● **GIVEN RECORDS**:
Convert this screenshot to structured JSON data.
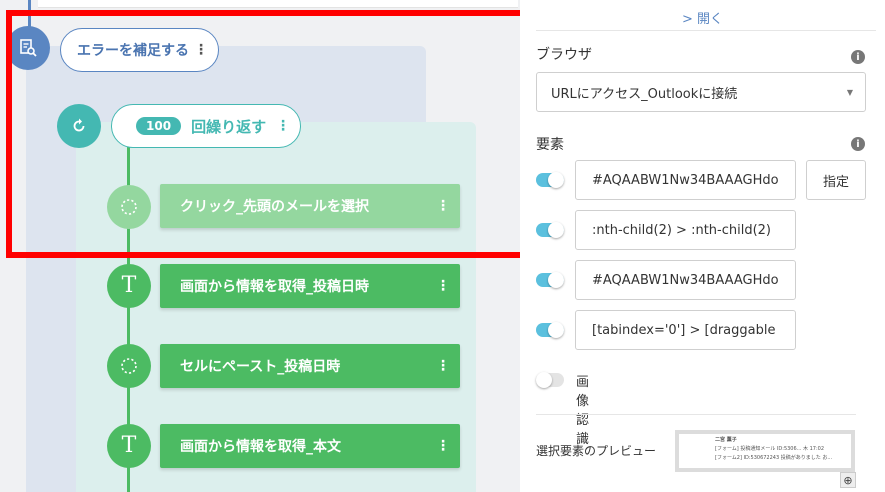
{
  "flow": {
    "try_block": {
      "label": "エラーを補足する"
    },
    "loop_block": {
      "count": "100",
      "label": "回繰り返す"
    },
    "steps": [
      {
        "label": "クリック_先頭のメールを選択",
        "icon": "click-icon",
        "dimmed": true
      },
      {
        "label": "画面から情報を取得_投稿日時",
        "icon": "text-icon"
      },
      {
        "label": "セルにペースト_投稿日時",
        "icon": "paste-icon"
      },
      {
        "label": "画面から情報を取得_本文",
        "icon": "text-icon"
      }
    ],
    "menu_glyph": "⋮",
    "text_icon_glyph": "T"
  },
  "panel": {
    "open_label": "> 開く",
    "browser": {
      "label": "ブラウザ",
      "value": "URLにアクセス_Outlookに接続"
    },
    "elements": {
      "label": "要素",
      "selectors": [
        {
          "value": "#AQAABW1Nw34BAAAGHdo",
          "enabled": true
        },
        {
          "value": ":nth-child(2) > :nth-child(2)",
          "enabled": true
        },
        {
          "value": "#AQAABW1Nw34BAAAGHdo",
          "enabled": true
        },
        {
          "value": "[tabindex='0'] > [draggable",
          "enabled": true
        }
      ],
      "assign_button": "指定",
      "image_recognition": {
        "label": "画像認識",
        "enabled": false
      }
    },
    "preview": {
      "label": "選択要素のプレビュー",
      "thumbnail_lines": [
        "二宮 薫子",
        "[フォーム] 投稿通知メール ID:5306...   木 17:02",
        "[フォーム2] ID:530672243 投稿がありました お..."
      ]
    }
  },
  "colors": {
    "try_blue": "#5a86c2",
    "loop_teal": "#44b8b2",
    "step_green": "#4cbb63",
    "step_dim_green": "#94d79f",
    "highlight_red": "#ff0000",
    "toggle_on": "#5bc0de"
  }
}
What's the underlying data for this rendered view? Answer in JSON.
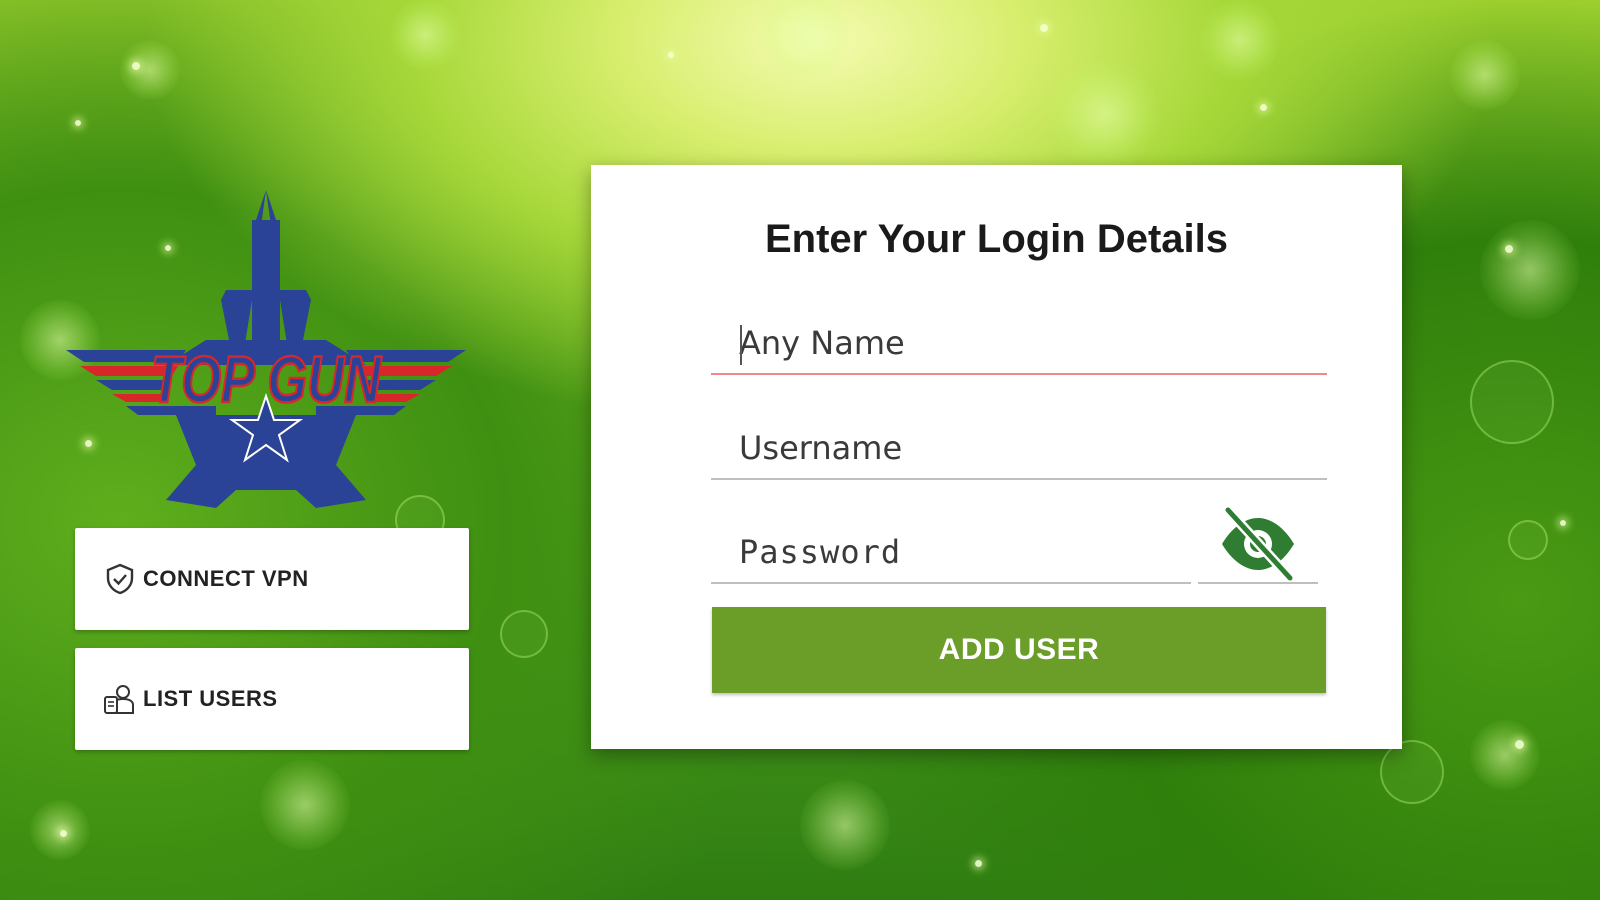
{
  "brand": {
    "logo_text": "TOP GUN",
    "logo_colors": {
      "navy": "#2a4396",
      "red": "#d8272a"
    }
  },
  "sidebar": {
    "connect_vpn": {
      "label": "CONNECT VPN",
      "icon": "shield-check-icon"
    },
    "list_users": {
      "label": "LIST USERS",
      "icon": "users-icon"
    }
  },
  "login": {
    "title": "Enter Your Login Details",
    "name_placeholder": "Any Name",
    "username_placeholder": "Username",
    "password_placeholder": "Password",
    "password_visibility_icon": "eye-off-icon",
    "submit_label": "ADD USER"
  },
  "colors": {
    "accent": "#6a9e28",
    "focused_underline": "#f08a8a",
    "eye_icon": "#2e7d32"
  }
}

● **GIVEN INSTRUCTION**: All records must be output exactly as they are, except for the pictures, which are left out.

● **RESULT OF THIS EXERCISE**:
Convert this screenshot to structured JSON data.
{
  "flow": {
    "try_block": {
      "label": "エラーを補足する"
    },
    "loop_block": {
      "count": "100",
      "label": "回繰り返す"
    },
    "steps": [
      {
        "label": "クリック_先頭のメールを選択",
        "icon": "click-icon",
        "dimmed": true
      },
      {
        "label": "画面から情報を取得_投稿日時",
        "icon": "text-icon"
      },
      {
        "label": "セルにペースト_投稿日時",
        "icon": "paste-icon"
      },
      {
        "label": "画面から情報を取得_本文",
        "icon": "text-icon"
      }
    ],
    "menu_glyph": "⋮",
    "text_icon_glyph": "T"
  },
  "panel": {
    "open_label": "> 開く",
    "browser": {
      "label": "ブラウザ",
      "value": "URLにアクセス_Outlookに接続"
    },
    "elements": {
      "label": "要素",
      "selectors": [
        {
          "value": "#AQAABW1Nw34BAAAGHdo",
          "enabled": true
        },
        {
          "value": ":nth-child(2) > :nth-child(2)",
          "enabled": true
        },
        {
          "value": "#AQAABW1Nw34BAAAGHdo",
          "enabled": true
        },
        {
          "value": "[tabindex='0'] > [draggable",
          "enabled": true
        }
      ],
      "assign_button": "指定",
      "image_recognition": {
        "label": "画像認識",
        "enabled": false
      }
    },
    "preview": {
      "label": "選択要素のプレビュー",
      "thumbnail_lines": [
        "二宮 薫子",
        "[フォーム] 投稿通知メール ID:5306...   木 17:02",
        "[フォーム2] ID:530672243 投稿がありました お..."
      ]
    }
  },
  "colors": {
    "try_blue": "#5a86c2",
    "loop_teal": "#44b8b2",
    "step_green": "#4cbb63",
    "step_dim_green": "#94d79f",
    "highlight_red": "#ff0000",
    "toggle_on": "#5bc0de"
  }
}
What's the underlying data for this rendered view? Answer in JSON.
{
  "brand": {
    "logo_text": "TOP GUN",
    "logo_colors": {
      "navy": "#2a4396",
      "red": "#d8272a"
    }
  },
  "sidebar": {
    "connect_vpn": {
      "label": "CONNECT VPN",
      "icon": "shield-check-icon"
    },
    "list_users": {
      "label": "LIST USERS",
      "icon": "users-icon"
    }
  },
  "login": {
    "title": "Enter Your Login Details",
    "name_placeholder": "Any Name",
    "username_placeholder": "Username",
    "password_placeholder": "Password",
    "password_visibility_icon": "eye-off-icon",
    "submit_label": "ADD USER"
  },
  "colors": {
    "accent": "#6a9e28",
    "focused_underline": "#f08a8a",
    "eye_icon": "#2e7d32"
  }
}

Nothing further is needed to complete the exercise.